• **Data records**
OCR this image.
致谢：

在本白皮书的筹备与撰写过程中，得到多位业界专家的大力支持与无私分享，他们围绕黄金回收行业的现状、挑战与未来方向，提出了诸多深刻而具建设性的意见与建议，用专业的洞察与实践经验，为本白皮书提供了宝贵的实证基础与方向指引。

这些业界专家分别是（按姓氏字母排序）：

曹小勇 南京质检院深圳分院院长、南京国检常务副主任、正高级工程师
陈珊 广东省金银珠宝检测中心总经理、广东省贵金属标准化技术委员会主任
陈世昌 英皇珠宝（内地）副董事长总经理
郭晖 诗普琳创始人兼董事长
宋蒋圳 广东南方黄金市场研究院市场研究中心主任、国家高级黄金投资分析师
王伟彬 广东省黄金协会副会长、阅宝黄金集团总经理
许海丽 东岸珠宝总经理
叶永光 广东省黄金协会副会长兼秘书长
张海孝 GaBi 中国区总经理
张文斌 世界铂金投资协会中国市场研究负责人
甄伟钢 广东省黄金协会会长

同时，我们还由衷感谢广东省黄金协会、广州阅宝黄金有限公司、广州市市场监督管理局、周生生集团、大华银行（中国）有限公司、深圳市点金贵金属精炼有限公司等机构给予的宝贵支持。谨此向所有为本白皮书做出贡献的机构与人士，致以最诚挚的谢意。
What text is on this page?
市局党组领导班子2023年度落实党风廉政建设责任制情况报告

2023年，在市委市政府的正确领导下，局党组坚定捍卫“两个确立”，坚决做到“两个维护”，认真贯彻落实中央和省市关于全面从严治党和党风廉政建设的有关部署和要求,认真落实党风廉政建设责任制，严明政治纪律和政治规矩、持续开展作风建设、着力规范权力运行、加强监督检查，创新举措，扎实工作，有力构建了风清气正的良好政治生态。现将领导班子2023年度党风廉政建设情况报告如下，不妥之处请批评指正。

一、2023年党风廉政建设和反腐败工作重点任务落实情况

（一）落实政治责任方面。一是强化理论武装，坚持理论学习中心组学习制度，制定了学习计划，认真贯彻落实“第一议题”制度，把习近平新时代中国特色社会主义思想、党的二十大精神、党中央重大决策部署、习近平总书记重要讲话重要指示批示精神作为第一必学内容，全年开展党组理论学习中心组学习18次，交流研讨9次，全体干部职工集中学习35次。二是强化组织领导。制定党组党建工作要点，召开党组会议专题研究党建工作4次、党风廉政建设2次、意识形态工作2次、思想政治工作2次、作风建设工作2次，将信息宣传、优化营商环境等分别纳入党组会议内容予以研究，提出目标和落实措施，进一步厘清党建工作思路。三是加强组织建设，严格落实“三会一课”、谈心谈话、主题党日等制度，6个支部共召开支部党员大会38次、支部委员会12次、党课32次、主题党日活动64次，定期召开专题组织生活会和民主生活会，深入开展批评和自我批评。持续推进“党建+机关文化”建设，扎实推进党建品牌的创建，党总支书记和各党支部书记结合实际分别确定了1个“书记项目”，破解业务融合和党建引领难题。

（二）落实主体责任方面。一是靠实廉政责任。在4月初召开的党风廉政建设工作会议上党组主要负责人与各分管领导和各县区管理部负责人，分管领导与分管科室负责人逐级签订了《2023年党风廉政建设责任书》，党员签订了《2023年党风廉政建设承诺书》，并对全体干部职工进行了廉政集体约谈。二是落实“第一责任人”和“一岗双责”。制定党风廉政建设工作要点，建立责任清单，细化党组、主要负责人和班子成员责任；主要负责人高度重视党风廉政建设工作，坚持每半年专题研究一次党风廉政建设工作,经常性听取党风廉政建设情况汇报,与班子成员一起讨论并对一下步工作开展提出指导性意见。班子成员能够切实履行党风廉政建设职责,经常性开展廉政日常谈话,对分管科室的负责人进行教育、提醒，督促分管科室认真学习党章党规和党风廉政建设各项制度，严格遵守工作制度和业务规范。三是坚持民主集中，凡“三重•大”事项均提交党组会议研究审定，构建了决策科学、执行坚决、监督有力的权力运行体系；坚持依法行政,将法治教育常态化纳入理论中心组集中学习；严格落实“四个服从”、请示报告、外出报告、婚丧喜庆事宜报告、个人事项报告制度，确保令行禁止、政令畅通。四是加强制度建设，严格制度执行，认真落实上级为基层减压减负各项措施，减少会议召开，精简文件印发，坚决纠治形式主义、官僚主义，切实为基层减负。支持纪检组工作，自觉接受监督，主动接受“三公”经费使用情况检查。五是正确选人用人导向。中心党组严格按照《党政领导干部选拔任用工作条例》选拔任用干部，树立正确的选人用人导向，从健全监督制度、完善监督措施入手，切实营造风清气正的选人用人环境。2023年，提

• **WHAT YOU WILL DO**
Write out the whole listing exactly.

• **EXERCISE RESPONSE**
OCR this image.
致谢：

在本白皮书的筹备与撰写过程中，得到多位业界专家的大力支持与无私分享，他们围绕黄金回收行业的现状、挑战与未来方向，提出了诸多深刻而具建设性的意见与建议，用专业的洞察与实践经验，为本白皮书提供了宝贵的实证基础与方向指引。

这些业界专家分别是（按姓氏字母排序）：

曹小勇 南京质检院深圳分院院长、南京国检常务副主任、正高级工程师
陈珊 广东省金银珠宝检测中心总经理、广东省贵金属标准化技术委员会主任
陈世昌 英皇珠宝（内地）副董事长总经理
郭晖 诗普琳创始人兼董事长
宋蒋圳 广东南方黄金市场研究院市场研究中心主任、国家高级黄金投资分析师
王伟彬 广东省黄金协会副会长、阅宝黄金集团总经理
许海丽 东岸珠宝总经理
叶永光 广东省黄金协会副会长兼秘书长
张海孝 GaBi 中国区总经理
张文斌 世界铂金投资协会中国市场研究负责人
甄伟钢 广东省黄金协会会长

同时，我们还由衷感谢广东省黄金协会、广州阅宝黄金有限公司、广州市市场监督管理局、周生生集团、大华银行（中国）有限公司、深圳市点金贵金属精炼有限公司等机构给予的宝贵支持。谨此向所有为本白皮书做出贡献的机构与人士，致以最诚挚的谢意。
What text is on this page?
市局党组领导班子2023年度落实党风廉政建设责任制情况报告

2023年，在市委市政府的正确领导下，局党组坚定捍卫“两个确立”，坚决做到“两个维护”，认真贯彻落实中央和省市关于全面从严治党和党风廉政建设的有关部署和要求,认真落实党风廉政建设责任制，严明政治纪律和政治规矩、持续开展作风建设、着力规范权力运行、加强监督检查，创新举措，扎实工作，有力构建了风清气正的良好政治生态。现将领导班子2023年度党风廉政建设情况报告如下，不妥之处请批评指正。

一、2023年党风廉政建设和反腐败工作重点任务落实情况

（一）落实政治责任方面。一是强化理论武装，坚持理论学习中心组学习制度，制定了学习计划，认真贯彻落实“第一议题”制度，把习近平新时代中国特色社会主义思想、党的二十大精神、党中央重大决策部署、习近平总书记重要讲话重要指示批示精神作为第一必学内容，全年开展党组理论学习中心组学习18次，交流研讨9次，全体干部职工集中学习35次。二是强化组织领导。制定党组党建工作要点，召开党组会议专题研究党建工作4次、党风廉政建设2次、意识形态工作2次、思想政治工作2次、作风建设工作2次，将信息宣传、优化营商环境等分别纳入党组会议内容予以研究，提出目标和落实措施，进一步厘清党建工作思路。三是加强组织建设，严格落实“三会一课”、谈心谈话、主题党日等制度，6个支部共召开支部党员大会38次、支部委员会12次、党课32次、主题党日活动64次，定期召开专题组织生活会和民主生活会，深入开展批评和自我批评。持续推进“党建+机关文化”建设，扎实推进党建品牌的创建，党总支书记和各党支部书记结合实际分别确定了1个“书记项目”，破解业务融合和党建引领难题。

（二）落实主体责任方面。一是靠实廉政责任。在4月初召开的党风廉政建设工作会议上党组主要负责人与各分管领导和各县区管理部负责人，分管领导与分管科室负责人逐级签订了《2023年党风廉政建设责任书》，党员签订了《2023年党风廉政建设承诺书》，并对全体干部职工进行了廉政集体约谈。二是落实“第一责任人”和“一岗双责”。制定党风廉政建设工作要点，建立责任清单，细化党组、主要负责人和班子成员责任；主要负责人高度重视党风廉政建设工作，坚持每半年专题研究一次党风廉政建设工作,经常性听取党风廉政建设情况汇报,与班子成员一起讨论并对一下步工作开展提出指导性意见。班子成员能够切实履行党风廉政建设职责,经常性开展廉政日常谈话,对分管科室的负责人进行教育、提醒，督促分管科室认真学习党章党规和党风廉政建设各项制度，严格遵守工作制度和业务规范。三是坚持民主集中，凡“三重•大”事项均提交党组会议研究审定，构建了决策科学、执行坚决、监督有力的权力运行体系；坚持依法行政,将法治教育常态化纳入理论中心组集中学习；严格落实“四个服从”、请示报告、外出报告、婚丧喜庆事宜报告、个人事项报告制度，确保令行禁止、政令畅通。四是加强制度建设，严格制度执行，认真落实上级为基层减压减负各项措施，减少会议召开，精简文件印发，坚决纠治形式主义、官僚主义，切实为基层减负。支持纪检组工作，自觉接受监督，主动接受“三公”经费使用情况检查。五是正确选人用人导向。中心党组严格按照《党政领导干部选拔任用工作条例》选拔任用干部，树立正确的选人用人导向，从健全监督制度、完善监督措施入手，切实营造风清气正的选人用人环境。2023年，提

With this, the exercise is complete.